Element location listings
______________________________

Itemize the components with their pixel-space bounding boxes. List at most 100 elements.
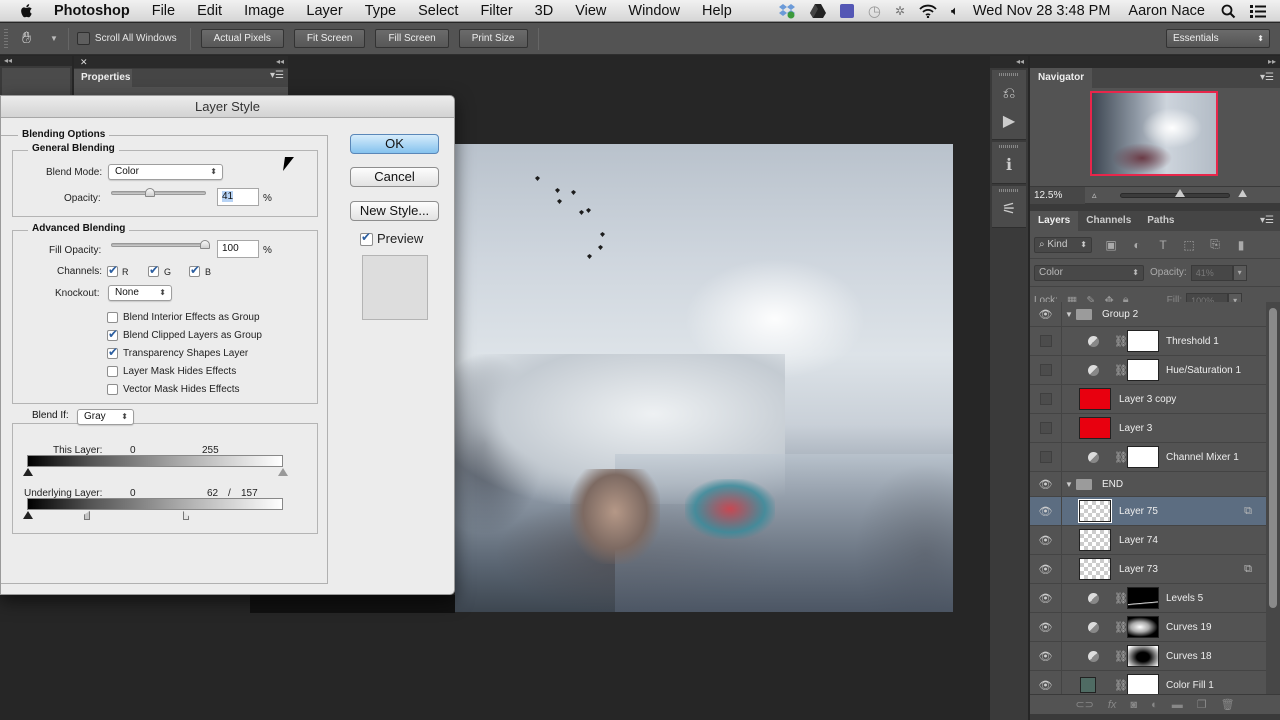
folder-icon[interactable]: ▬ — [1172, 699, 1183, 711]
menu-edit[interactable]: Edit — [197, 3, 222, 19]
channel-g-checkbox[interactable] — [148, 263, 159, 277]
visibility-toggle[interactable]: 👁︎ — [1030, 555, 1062, 583]
tab-layers[interactable]: Layers — [1030, 211, 1079, 231]
layer-name[interactable]: Levels 5 — [1166, 593, 1203, 604]
visibility-toggle[interactable]: 👁︎ — [1030, 472, 1062, 496]
visibility-toggle[interactable]: 👁︎ — [1030, 302, 1062, 326]
panel-menu-icon[interactable]: ▾☰ — [270, 70, 284, 81]
app-square-icon[interactable] — [839, 4, 854, 18]
zoom-level-field[interactable]: 12.5% — [1030, 187, 1085, 204]
adjustment-icon[interactable]: ◐ — [1151, 699, 1158, 711]
wifi-icon[interactable] — [919, 4, 937, 18]
expand-triangle-icon[interactable]: ▼ — [1065, 310, 1073, 319]
visibility-toggle[interactable]: 👁︎ — [1030, 526, 1062, 554]
layer-mask-thumbnail[interactable] — [1127, 446, 1159, 468]
apple-icon[interactable] — [18, 2, 36, 20]
layer-mask-thumbnail[interactable] — [1127, 330, 1159, 352]
filter-smart-object-icon[interactable]: ⎘ — [1208, 237, 1222, 252]
layer-thumbnail[interactable] — [1078, 499, 1112, 523]
visibility-toggle[interactable]: 👁︎ — [1030, 642, 1062, 670]
layer-name[interactable]: Layer 75 — [1119, 506, 1158, 517]
opacity-slider-knob[interactable] — [145, 188, 156, 197]
close-icon[interactable]: ✕ — [80, 57, 88, 67]
layer-row[interactable]: Layer 3 copy — [1030, 385, 1266, 414]
filter-toggle[interactable]: ▮ — [1234, 238, 1248, 252]
layer-row[interactable]: 👁︎ Layer 73 ⧉ — [1030, 555, 1266, 584]
user-name[interactable]: Aaron Nace — [1128, 3, 1205, 19]
knockout-select[interactable]: None ⬍ — [108, 285, 172, 301]
blend-clipped-layers-checkbox[interactable] — [107, 327, 118, 341]
channel-b-checkbox[interactable] — [189, 263, 200, 277]
zoom-slider[interactable] — [1120, 189, 1230, 198]
filter-pixel-icon[interactable]: ▣ — [1104, 238, 1118, 252]
options-bar-grip[interactable] — [4, 28, 8, 49]
zoom-in-icon[interactable]: ⛰︎ — [1238, 188, 1247, 201]
visibility-toggle[interactable] — [1030, 443, 1062, 471]
visibility-toggle[interactable] — [1030, 327, 1062, 355]
fx-icon[interactable]: fx — [1108, 699, 1117, 711]
fill-opacity-slider[interactable] — [111, 240, 210, 249]
link-icon[interactable]: ⊂⊃ — [1075, 698, 1093, 711]
scrollbar-thumb[interactable] — [1269, 308, 1277, 608]
expand-triangle-icon[interactable]: ▼ — [1065, 480, 1073, 489]
mask-link-icon[interactable]: ⛓︎ — [1114, 364, 1128, 377]
layer-name[interactable]: Curves 18 — [1166, 651, 1212, 662]
panel-menu-icon[interactable]: ▾☰ — [1260, 72, 1274, 83]
navigator-preview[interactable] — [1090, 91, 1218, 176]
menu-help[interactable]: Help — [702, 3, 732, 19]
layer-name[interactable]: Threshold 1 — [1166, 336, 1219, 347]
tab-paths[interactable]: Paths — [1139, 211, 1182, 231]
visibility-toggle[interactable]: 👁︎ — [1030, 671, 1062, 694]
ok-button[interactable]: OK — [350, 134, 439, 154]
layer-opacity-field[interactable]: 41% — [1190, 264, 1233, 281]
fill-color-swatch[interactable] — [1080, 677, 1096, 693]
layer-mask-thumbnail[interactable] — [1127, 674, 1159, 694]
collapse-icon[interactable]: ◂◂ — [0, 56, 72, 66]
layer-name[interactable]: Curves 19 — [1166, 622, 1212, 633]
workspace-switcher[interactable]: Essentials ⬍ — [1166, 29, 1270, 48]
vector-mask-hides-checkbox[interactable] — [107, 384, 118, 395]
tool-preset-dropdown[interactable]: ▼ — [50, 34, 58, 43]
layer-row[interactable]: 👁︎ ▼ END — [1030, 472, 1266, 497]
print-size-button[interactable]: Print Size — [458, 29, 528, 48]
layer-row[interactable]: ⛓︎ Channel Mixer 1 — [1030, 443, 1266, 472]
layer-name[interactable]: END — [1102, 479, 1123, 490]
underlying-black-slider[interactable] — [23, 511, 33, 519]
tab-properties[interactable]: Properties — [74, 69, 132, 87]
fill-screen-button[interactable]: Fill Screen — [375, 29, 449, 48]
layer-name[interactable]: Layer 73 — [1119, 564, 1158, 575]
this-layer-white-slider[interactable] — [278, 468, 288, 476]
expand-icon[interactable]: ▸▸ — [1030, 56, 1280, 68]
filter-adjustment-icon[interactable]: ◐ — [1130, 238, 1144, 252]
menu-photoshop[interactable]: Photoshop — [54, 3, 130, 19]
collapse-icon[interactable]: ◂◂ — [990, 56, 1028, 68]
layer-name[interactable]: Layer 3 copy — [1119, 394, 1176, 405]
document-canvas[interactable] — [455, 144, 953, 612]
visibility-toggle[interactable]: 👁︎ — [1030, 613, 1062, 641]
layer-name[interactable]: Color Fill 1 — [1166, 680, 1214, 691]
google-drive-icon[interactable] — [809, 4, 826, 18]
fit-screen-button[interactable]: Fit Screen — [293, 29, 366, 48]
menu-filter[interactable]: Filter — [480, 3, 512, 19]
filter-type-icon[interactable]: T — [1156, 238, 1170, 252]
layer-mask-thumbnail[interactable] — [1127, 359, 1159, 381]
visibility-toggle[interactable] — [1030, 356, 1062, 384]
history-icon[interactable]: ⎌ — [998, 82, 1020, 106]
menu-layer[interactable]: Layer — [306, 3, 342, 19]
layer-mask-thumbnail[interactable] — [1127, 645, 1159, 667]
hand-tool-icon[interactable]: ✋︎ — [22, 29, 42, 49]
actions-play-icon[interactable]: ▶ — [998, 110, 1020, 134]
layer-name[interactable]: Channel Mixer 1 — [1166, 452, 1239, 463]
bluetooth-icon[interactable]: ✲ — [895, 4, 905, 18]
grip[interactable] — [999, 145, 1019, 148]
mask-link-icon[interactable]: ⛓︎ — [1114, 451, 1128, 464]
new-style-button[interactable]: New Style... — [350, 201, 439, 221]
menu-view[interactable]: View — [575, 3, 606, 19]
volume-icon[interactable]: 🔈︎ — [951, 3, 959, 19]
transparency-shapes-checkbox[interactable] — [107, 345, 118, 359]
layer-row[interactable]: ⛓︎ Hue/Saturation 1 — [1030, 356, 1266, 385]
layer-row[interactable]: 👁︎ Layer 74 — [1030, 526, 1266, 555]
tab-navigator[interactable]: Navigator — [1030, 68, 1093, 88]
scroll-all-windows-checkbox[interactable] — [76, 32, 90, 45]
cancel-button[interactable]: Cancel — [350, 167, 439, 187]
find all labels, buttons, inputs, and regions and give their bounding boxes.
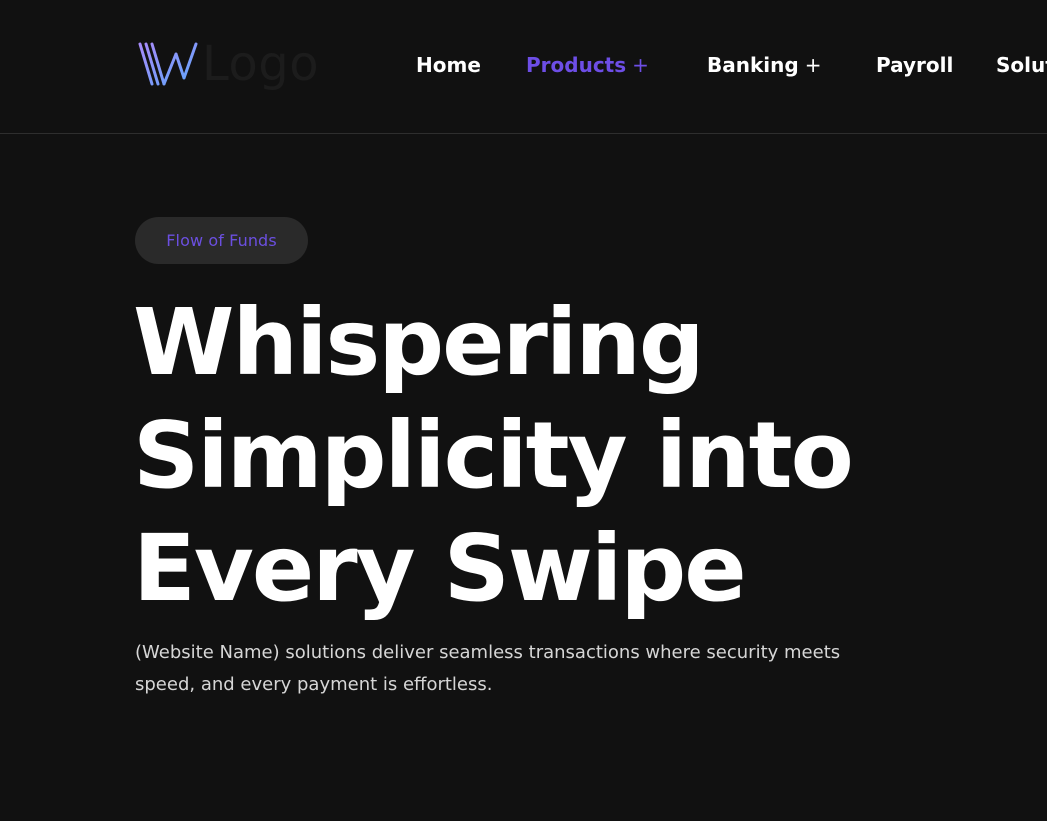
- nav-item-label: Home: [416, 53, 481, 77]
- headline-line: Every Swipe: [133, 515, 747, 622]
- badge-label: Flow of Funds: [166, 231, 277, 250]
- nav-item-label: Banking: [707, 53, 799, 77]
- hero-description: (Website Name) solutions deliver seamles…: [135, 637, 935, 701]
- description-line: speed, and every payment is effortless.: [135, 674, 493, 695]
- nav-item-products[interactable]: Products +: [526, 50, 649, 80]
- page: Logo Home Products + Banking + Payroll Sol…: [0, 0, 1047, 821]
- description-line: (Website Name) solutions deliver seamles…: [135, 642, 841, 663]
- plus-icon: +: [804, 53, 822, 77]
- logo-link[interactable]: Logo: [138, 38, 319, 90]
- nav-item-label: Payroll: [876, 53, 954, 77]
- headline-line: Whispering: [133, 289, 705, 396]
- nav-item-label: Products: [526, 53, 627, 77]
- site-header: Logo Home Products + Banking + Payroll Sol…: [0, 0, 1047, 134]
- section-badge: Flow of Funds: [135, 217, 308, 264]
- logo-text: Logo: [202, 36, 320, 92]
- nav-item-label: Solut: [996, 53, 1047, 77]
- nav-item-home[interactable]: Home: [416, 50, 481, 80]
- w-logo-icon: [138, 42, 198, 86]
- nav-item-solutions[interactable]: Solut: [996, 50, 1047, 80]
- hero-headline: Whispering Simplicity into Every Swipe: [133, 286, 953, 625]
- nav-item-banking[interactable]: Banking +: [707, 50, 821, 80]
- plus-icon: +: [632, 53, 649, 77]
- nav-item-payroll[interactable]: Payroll: [876, 50, 953, 80]
- headline-line: Simplicity into: [133, 402, 854, 509]
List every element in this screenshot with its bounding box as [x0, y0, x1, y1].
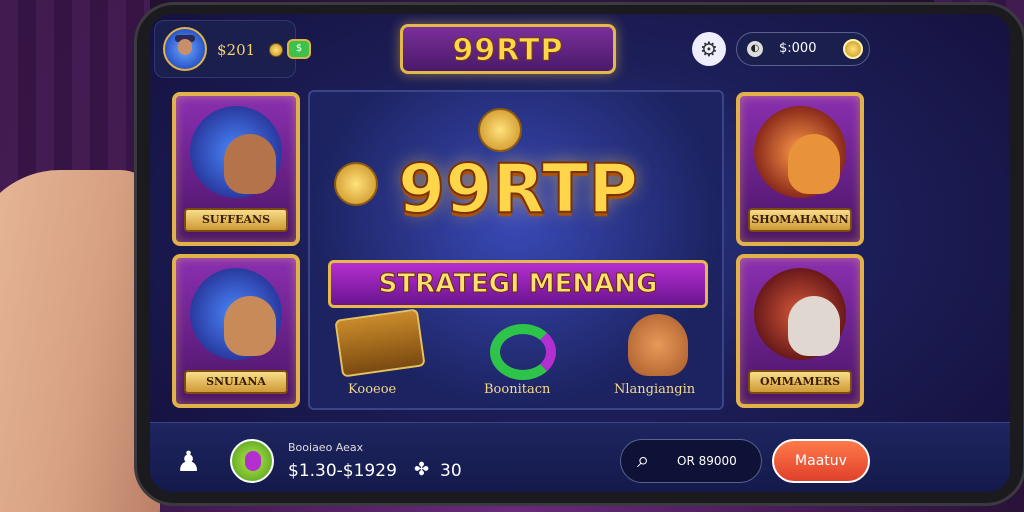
bottom-bar: ♟ Booiaeo Aeax $1.30-$1929 ✤ 30 ⌕ OR 890…: [150, 422, 1010, 492]
game-card-label: SHOMAHANUN: [748, 208, 852, 232]
app-screen: $201 $ 99RTP ⚙ ◐ $:000 SUFFEANS SNUIANA …: [150, 14, 1010, 492]
avatar[interactable]: [163, 27, 207, 71]
game-card-label: SUFFEANS: [184, 208, 288, 232]
green-ring-icon: [490, 324, 556, 380]
game-card-4[interactable]: OMMAMERS: [736, 254, 864, 408]
currency-value: $:000: [779, 41, 817, 56]
balance-amount: $201: [217, 41, 256, 59]
avatar-head-icon: [178, 39, 192, 55]
feature-item-label: Kooeoe: [348, 382, 397, 397]
play-button[interactable]: Maatuv: [772, 439, 870, 483]
feature-item-label: Nlangiangin: [614, 382, 696, 397]
user-icon[interactable]: ♟: [176, 445, 201, 478]
dog-face-icon: [788, 296, 840, 356]
gold-coin-icon: [478, 108, 522, 152]
game-name: Booiaeo Aeax: [288, 441, 364, 454]
search-input[interactable]: ⌕ OR 89000: [620, 439, 762, 483]
character-face-icon: [224, 296, 276, 356]
currency-balance-pill[interactable]: ◐ $:000: [736, 32, 870, 66]
character-face-icon: [224, 134, 276, 194]
bet-range: $1.30-$1929: [288, 461, 397, 481]
character-portrait-icon: [190, 268, 282, 360]
cash-icon[interactable]: $: [287, 39, 311, 59]
potion-icon: [245, 451, 261, 471]
wallet-icon: ◐: [747, 41, 763, 57]
app-logo: 99RTP: [400, 24, 616, 74]
gold-coin-icon: [843, 39, 863, 59]
coin-icon: [269, 43, 283, 57]
chips-icon: ✤: [414, 459, 430, 480]
search-icon: ⌕: [637, 448, 650, 473]
cat-character-icon: [628, 314, 688, 376]
game-card-1[interactable]: SUFFEANS: [172, 92, 300, 246]
treasure-chest-icon: [334, 308, 426, 378]
featured-banner[interactable]: 99RTP STRATEGI MENANG Kooeoe Boonitacn N…: [308, 90, 724, 410]
search-value: OR 89000: [677, 454, 737, 468]
fox-face-icon: [788, 134, 840, 194]
profile-card[interactable]: $201 $: [154, 20, 311, 78]
character-portrait-icon: [754, 268, 846, 360]
banner-title: 99RTP: [397, 149, 639, 230]
banner-subtitle: STRATEGI MENANG: [378, 269, 658, 300]
character-portrait-icon: [754, 106, 846, 198]
banner-ribbon: STRATEGI MENANG: [328, 260, 708, 308]
feature-item-label: Boonitacn: [484, 382, 551, 397]
top-bar: $201 $ 99RTP ⚙ ◐ $:000: [150, 14, 1010, 86]
logo-text: 99RTP: [452, 33, 564, 69]
chips-count: 30: [440, 461, 462, 481]
game-card-label: SNUIANA: [184, 370, 288, 394]
game-card-3[interactable]: SHOMAHANUN: [736, 92, 864, 246]
game-thumbnail[interactable]: [230, 439, 274, 483]
game-card-label: OMMAMERS: [748, 370, 852, 394]
settings-gear-icon[interactable]: ⚙: [692, 32, 726, 66]
character-portrait-icon: [190, 106, 282, 198]
game-card-2[interactable]: SNUIANA: [172, 254, 300, 408]
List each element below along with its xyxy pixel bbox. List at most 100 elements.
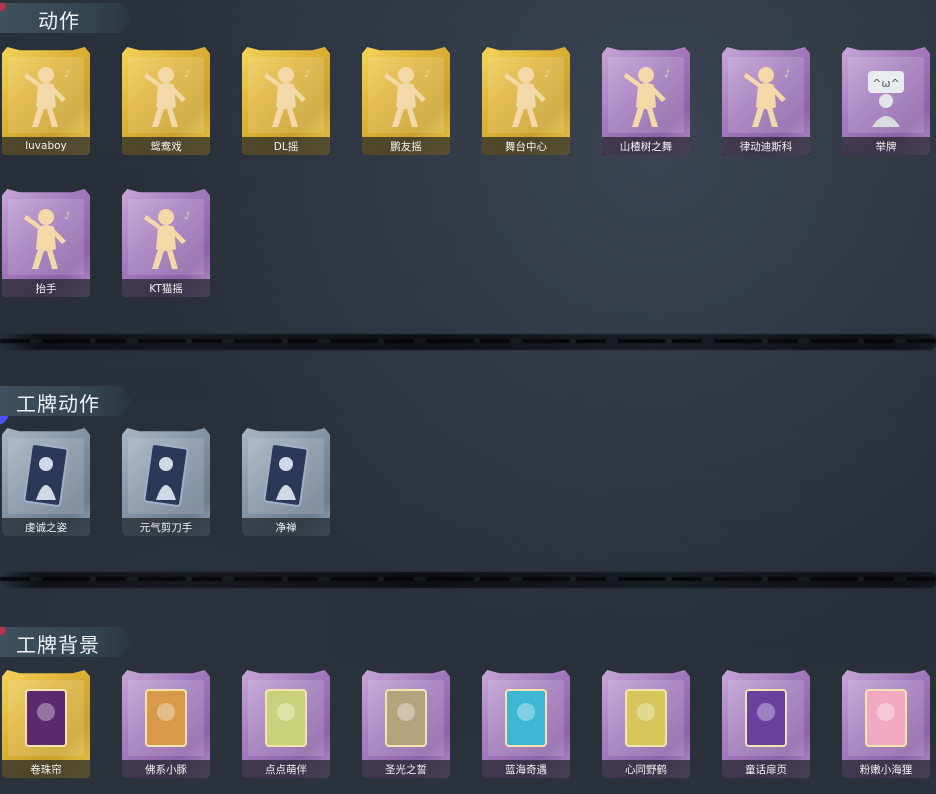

______________________________

To be done -
Can you turn the part of the listing above that opens with the line containing "- nav-item-label: Home: [416, 53, 481, 77]" and closes with the line containing "List every element" into a numbered list, both of those lines included and blank lines dropped?

Answer to this task -
1. - nav-item-label: Home: [416, 53, 481, 77]
2. - headline-line: Every Swipe: [133, 515, 747, 622]
3. - badge-label: Flow of Funds: [166, 231, 277, 250]
4. - nav-item-label: Banking: [707, 53, 799, 77]
5. - hero-description: (Website Name) solutions deliver seamles…: [135, 637, 935, 701]
6. - description-line: speed, and every payment is effortless.: [135, 674, 493, 695]
7. - nav-item-products[interactable]: Products +: [526, 50, 649, 80]
8. - page: Logo Home Products + Banking + Payroll Sol…: [0, 0, 1047, 821]
9. - description-line: (Website Name) solutions deliver seamles…: [135, 642, 841, 663]
10. - plus-icon: +: [804, 53, 822, 77]
11. - logo-link[interactable]: Logo: [138, 38, 319, 90]
12. - nav-item-label: Payroll: [876, 53, 954, 77]
13. - headline-line: Whispering: [133, 289, 705, 396]
14. - nav-item-label: Products: [526, 53, 627, 77]
15. - site-header: Logo Home Products + Banking + Payroll Sol…: [0, 0, 1047, 134]
16. - section-badge: Flow of Funds: [135, 217, 308, 264]
17. - logo-text: Logo: [202, 36, 320, 92]
18. - nav-item-label: Solut: [996, 53, 1047, 77]
19. - nav-item-home[interactable]: Home: [416, 50, 481, 80]
20. - w-logo-icon: [138, 42, 198, 86]
21. - nav-item-solutions[interactable]: Solut: [996, 50, 1047, 80]
22. - hero-headline: Whispering Simplicity into Every Swipe: [133, 286, 953, 625]
23. - nav-item-banking[interactable]: Banking +: [707, 50, 821, 80]
24. - plus-icon: +: [632, 53, 649, 77]
25. - nav-item-payroll[interactable]: Payroll: [876, 50, 953, 80]
26. - headline-line: Simplicity into: [133, 402, 854, 509]
27. List every element in this screenshot with its bounding box as [x0, y0, x1, y1].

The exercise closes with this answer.